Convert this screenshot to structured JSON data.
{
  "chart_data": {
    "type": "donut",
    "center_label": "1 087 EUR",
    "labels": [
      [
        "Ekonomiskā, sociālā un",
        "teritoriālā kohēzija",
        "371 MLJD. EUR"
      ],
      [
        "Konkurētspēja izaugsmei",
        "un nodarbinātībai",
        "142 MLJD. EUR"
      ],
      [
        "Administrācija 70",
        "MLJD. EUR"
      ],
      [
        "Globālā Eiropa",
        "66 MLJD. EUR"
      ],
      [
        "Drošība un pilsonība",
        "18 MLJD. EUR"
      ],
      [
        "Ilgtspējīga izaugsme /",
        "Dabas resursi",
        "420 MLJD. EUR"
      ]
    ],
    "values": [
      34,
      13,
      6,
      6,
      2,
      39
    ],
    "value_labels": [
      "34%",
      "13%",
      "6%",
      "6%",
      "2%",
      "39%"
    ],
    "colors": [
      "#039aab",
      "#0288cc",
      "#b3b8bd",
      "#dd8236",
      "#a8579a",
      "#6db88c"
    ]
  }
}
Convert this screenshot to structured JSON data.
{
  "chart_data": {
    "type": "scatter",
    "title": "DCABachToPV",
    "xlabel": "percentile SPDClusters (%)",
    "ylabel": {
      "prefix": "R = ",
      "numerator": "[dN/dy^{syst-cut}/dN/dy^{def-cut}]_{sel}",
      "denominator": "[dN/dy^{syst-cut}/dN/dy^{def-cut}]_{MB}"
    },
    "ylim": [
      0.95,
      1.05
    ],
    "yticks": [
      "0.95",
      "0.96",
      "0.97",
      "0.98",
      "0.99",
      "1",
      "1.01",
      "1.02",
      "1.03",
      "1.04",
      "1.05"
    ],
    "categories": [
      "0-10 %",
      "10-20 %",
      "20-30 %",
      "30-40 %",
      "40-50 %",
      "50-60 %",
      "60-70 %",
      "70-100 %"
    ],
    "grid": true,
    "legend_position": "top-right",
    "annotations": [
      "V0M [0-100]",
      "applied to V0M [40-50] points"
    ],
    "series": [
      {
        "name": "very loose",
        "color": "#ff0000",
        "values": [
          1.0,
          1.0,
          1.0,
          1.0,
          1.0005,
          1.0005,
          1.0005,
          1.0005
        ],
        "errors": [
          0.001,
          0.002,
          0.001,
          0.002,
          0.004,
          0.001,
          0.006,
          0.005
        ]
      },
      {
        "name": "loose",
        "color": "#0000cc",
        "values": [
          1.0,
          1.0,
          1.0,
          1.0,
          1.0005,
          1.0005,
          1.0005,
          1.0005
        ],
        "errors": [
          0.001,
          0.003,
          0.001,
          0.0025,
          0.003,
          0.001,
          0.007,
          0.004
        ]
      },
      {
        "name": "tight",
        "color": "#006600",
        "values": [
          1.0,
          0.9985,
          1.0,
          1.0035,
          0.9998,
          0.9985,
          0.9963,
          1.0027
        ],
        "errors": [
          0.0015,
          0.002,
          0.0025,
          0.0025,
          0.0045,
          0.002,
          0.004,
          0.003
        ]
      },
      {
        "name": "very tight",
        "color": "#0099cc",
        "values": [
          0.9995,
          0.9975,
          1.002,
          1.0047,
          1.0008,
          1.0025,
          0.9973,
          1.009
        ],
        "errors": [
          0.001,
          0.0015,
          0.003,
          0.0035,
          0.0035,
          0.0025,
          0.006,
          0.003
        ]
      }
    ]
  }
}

______

→ What is asked
Gather each line in the entries above where the string "name" is found.

→ Exercise answer
        "name": "very loose",
        "name": "loose",
        "name": "tight",
        "name": "very tight",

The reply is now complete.